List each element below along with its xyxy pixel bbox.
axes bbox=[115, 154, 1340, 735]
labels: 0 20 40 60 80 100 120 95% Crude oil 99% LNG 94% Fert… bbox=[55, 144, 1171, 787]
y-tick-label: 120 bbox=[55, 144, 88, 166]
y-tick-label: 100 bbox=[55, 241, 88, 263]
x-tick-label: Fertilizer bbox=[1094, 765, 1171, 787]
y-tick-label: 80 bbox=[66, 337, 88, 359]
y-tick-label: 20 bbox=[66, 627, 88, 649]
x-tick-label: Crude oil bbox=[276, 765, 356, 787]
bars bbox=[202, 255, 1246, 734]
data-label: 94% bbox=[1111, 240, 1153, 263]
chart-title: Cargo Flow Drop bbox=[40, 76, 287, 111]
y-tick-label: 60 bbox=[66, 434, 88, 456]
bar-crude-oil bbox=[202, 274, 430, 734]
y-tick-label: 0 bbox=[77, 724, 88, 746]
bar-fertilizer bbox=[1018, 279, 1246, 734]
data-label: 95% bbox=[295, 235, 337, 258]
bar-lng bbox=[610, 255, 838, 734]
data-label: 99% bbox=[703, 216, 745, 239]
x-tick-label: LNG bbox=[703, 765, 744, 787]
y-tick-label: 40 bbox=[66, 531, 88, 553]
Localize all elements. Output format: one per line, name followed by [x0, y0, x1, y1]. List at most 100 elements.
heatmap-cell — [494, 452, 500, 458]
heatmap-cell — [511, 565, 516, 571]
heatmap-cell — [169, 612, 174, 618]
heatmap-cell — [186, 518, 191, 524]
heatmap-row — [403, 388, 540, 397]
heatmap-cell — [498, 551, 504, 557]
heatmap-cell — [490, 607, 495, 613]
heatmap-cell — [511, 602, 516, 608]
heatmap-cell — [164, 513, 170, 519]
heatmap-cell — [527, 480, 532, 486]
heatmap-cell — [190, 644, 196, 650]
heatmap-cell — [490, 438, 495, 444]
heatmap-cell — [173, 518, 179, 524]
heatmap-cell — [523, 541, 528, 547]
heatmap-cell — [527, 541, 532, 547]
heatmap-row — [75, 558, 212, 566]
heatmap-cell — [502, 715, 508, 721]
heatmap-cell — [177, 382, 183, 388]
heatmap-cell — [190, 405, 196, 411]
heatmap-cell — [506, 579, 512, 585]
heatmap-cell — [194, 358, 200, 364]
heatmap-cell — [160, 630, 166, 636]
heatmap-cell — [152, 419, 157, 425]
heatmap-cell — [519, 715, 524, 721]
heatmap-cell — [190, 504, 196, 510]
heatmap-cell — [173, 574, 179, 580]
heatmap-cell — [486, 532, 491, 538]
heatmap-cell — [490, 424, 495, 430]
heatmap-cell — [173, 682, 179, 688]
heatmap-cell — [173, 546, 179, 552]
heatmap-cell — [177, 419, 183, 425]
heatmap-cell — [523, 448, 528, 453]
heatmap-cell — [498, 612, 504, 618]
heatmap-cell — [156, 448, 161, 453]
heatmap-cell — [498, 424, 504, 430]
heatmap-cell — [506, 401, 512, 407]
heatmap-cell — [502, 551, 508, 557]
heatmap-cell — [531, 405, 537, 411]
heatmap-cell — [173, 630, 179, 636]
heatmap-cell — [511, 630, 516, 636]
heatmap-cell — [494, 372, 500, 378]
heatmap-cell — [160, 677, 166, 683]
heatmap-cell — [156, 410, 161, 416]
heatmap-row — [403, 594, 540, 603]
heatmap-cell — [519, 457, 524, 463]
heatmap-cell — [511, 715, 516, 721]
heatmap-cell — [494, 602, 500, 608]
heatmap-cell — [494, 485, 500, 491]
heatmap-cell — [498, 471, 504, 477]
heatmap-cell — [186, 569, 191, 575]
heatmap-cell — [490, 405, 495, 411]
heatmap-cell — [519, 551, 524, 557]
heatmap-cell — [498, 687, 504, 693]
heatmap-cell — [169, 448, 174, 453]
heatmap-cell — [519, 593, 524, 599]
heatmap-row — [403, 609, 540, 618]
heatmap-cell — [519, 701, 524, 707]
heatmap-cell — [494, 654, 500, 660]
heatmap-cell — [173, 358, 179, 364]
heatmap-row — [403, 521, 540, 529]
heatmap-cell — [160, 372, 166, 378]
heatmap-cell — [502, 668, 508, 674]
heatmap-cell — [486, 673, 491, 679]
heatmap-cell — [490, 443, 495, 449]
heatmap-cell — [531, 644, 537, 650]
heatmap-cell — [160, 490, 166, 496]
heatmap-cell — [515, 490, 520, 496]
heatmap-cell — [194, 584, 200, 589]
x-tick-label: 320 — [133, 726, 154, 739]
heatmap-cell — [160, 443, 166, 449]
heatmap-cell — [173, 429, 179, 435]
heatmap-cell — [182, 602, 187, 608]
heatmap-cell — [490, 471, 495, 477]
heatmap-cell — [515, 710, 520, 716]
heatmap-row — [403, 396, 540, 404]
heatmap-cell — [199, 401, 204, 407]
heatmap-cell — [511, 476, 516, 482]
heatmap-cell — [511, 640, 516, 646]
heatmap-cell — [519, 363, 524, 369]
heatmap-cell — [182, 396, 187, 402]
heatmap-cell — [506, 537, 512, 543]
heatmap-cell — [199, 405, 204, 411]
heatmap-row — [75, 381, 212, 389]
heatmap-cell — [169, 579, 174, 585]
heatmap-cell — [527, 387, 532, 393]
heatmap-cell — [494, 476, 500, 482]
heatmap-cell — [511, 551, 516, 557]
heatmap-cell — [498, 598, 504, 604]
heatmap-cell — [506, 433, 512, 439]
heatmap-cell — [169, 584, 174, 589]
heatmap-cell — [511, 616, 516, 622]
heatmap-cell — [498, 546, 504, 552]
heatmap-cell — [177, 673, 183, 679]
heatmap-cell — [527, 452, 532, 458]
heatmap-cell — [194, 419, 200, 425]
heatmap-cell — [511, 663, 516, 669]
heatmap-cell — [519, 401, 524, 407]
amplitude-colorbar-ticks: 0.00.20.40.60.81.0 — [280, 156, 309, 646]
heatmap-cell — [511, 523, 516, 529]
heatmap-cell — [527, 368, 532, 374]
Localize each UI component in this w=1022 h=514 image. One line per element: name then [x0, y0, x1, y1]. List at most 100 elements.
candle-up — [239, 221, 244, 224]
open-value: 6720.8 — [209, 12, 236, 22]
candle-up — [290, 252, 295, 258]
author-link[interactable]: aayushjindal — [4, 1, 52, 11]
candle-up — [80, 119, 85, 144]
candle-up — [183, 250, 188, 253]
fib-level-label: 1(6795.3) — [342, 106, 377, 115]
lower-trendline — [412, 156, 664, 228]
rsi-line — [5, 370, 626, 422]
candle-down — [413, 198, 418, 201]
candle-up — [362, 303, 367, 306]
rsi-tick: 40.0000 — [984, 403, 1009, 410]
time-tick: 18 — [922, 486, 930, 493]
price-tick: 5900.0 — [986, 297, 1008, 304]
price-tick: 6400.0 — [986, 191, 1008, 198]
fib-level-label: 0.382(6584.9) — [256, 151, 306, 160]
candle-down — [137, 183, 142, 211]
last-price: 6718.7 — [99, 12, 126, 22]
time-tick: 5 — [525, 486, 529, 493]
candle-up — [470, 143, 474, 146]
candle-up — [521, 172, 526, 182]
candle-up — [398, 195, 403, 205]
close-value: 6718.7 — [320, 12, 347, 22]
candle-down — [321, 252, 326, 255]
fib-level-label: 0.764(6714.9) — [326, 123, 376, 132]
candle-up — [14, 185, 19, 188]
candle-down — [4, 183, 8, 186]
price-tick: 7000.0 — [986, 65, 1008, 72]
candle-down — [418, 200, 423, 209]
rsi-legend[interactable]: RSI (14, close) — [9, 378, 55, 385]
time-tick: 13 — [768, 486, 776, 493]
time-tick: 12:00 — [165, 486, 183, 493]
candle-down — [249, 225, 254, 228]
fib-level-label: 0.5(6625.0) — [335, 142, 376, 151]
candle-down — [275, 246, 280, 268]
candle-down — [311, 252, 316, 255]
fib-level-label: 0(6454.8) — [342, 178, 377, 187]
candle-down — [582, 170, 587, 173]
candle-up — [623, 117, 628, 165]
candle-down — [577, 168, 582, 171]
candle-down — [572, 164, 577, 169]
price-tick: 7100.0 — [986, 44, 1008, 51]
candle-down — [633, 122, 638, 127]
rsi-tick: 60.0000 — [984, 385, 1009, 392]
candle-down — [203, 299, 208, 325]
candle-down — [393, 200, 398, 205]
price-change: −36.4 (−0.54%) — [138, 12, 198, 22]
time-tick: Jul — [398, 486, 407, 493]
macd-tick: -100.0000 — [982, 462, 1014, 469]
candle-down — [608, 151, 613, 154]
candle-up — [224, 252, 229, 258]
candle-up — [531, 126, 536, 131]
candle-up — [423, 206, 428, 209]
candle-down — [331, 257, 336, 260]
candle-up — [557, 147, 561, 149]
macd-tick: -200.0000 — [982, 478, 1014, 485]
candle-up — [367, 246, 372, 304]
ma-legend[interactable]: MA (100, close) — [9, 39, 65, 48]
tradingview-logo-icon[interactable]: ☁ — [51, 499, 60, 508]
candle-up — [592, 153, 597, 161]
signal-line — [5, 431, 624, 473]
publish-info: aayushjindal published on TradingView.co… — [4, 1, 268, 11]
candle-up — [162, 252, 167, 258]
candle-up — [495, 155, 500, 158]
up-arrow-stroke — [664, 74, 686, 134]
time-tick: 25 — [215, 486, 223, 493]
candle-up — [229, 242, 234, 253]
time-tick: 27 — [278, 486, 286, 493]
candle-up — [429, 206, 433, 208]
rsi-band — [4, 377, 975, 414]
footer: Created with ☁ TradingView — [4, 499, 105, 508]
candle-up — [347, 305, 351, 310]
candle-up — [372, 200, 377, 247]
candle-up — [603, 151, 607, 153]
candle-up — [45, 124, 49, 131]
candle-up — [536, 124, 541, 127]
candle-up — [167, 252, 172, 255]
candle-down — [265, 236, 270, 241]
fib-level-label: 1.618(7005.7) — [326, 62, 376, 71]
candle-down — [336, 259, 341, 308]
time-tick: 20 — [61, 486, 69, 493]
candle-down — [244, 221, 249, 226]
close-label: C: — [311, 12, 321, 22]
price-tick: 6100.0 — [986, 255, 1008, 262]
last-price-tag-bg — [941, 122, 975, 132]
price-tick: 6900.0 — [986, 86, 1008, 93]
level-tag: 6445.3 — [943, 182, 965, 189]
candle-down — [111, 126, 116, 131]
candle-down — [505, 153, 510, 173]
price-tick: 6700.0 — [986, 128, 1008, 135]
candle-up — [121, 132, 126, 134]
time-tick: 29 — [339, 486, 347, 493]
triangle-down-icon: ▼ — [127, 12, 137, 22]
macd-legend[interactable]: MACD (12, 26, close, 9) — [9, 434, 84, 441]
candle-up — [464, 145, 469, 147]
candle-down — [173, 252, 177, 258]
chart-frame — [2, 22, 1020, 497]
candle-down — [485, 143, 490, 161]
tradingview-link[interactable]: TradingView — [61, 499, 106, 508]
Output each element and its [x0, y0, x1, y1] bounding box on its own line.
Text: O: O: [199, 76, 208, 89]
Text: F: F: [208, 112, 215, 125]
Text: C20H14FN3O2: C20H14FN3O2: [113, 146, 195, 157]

____

:: Task directions ::
Recast the material above as a JSON list of strings, with one string per line and blank lines left out. Begin at the first line of the material and stop after the line containing "y-tick-label: 20 bbox=[66, 627, 88, 649]".

:: Response to the exercise ::
[
  "List each element below along with its xyxy pixel bbox.",
  "axes bbox=[115, 154, 1340, 735]",
  "labels: 0 20 40 60 80 100 120 95% Crude oil 99% LNG 94% Fert… bbox=[55, 144, 1171, 787]",
  "y-tick-label: 120 bbox=[55, 144, 88, 166]",
  "y-tick-label: 100 bbox=[55, 241, 88, 263]",
  "x-tick-label: Fertilizer bbox=[1094, 765, 1171, 787]",
  "y-tick-label: 80 bbox=[66, 337, 88, 359]",
  "y-tick-label: 20 bbox=[66, 627, 88, 649]"
]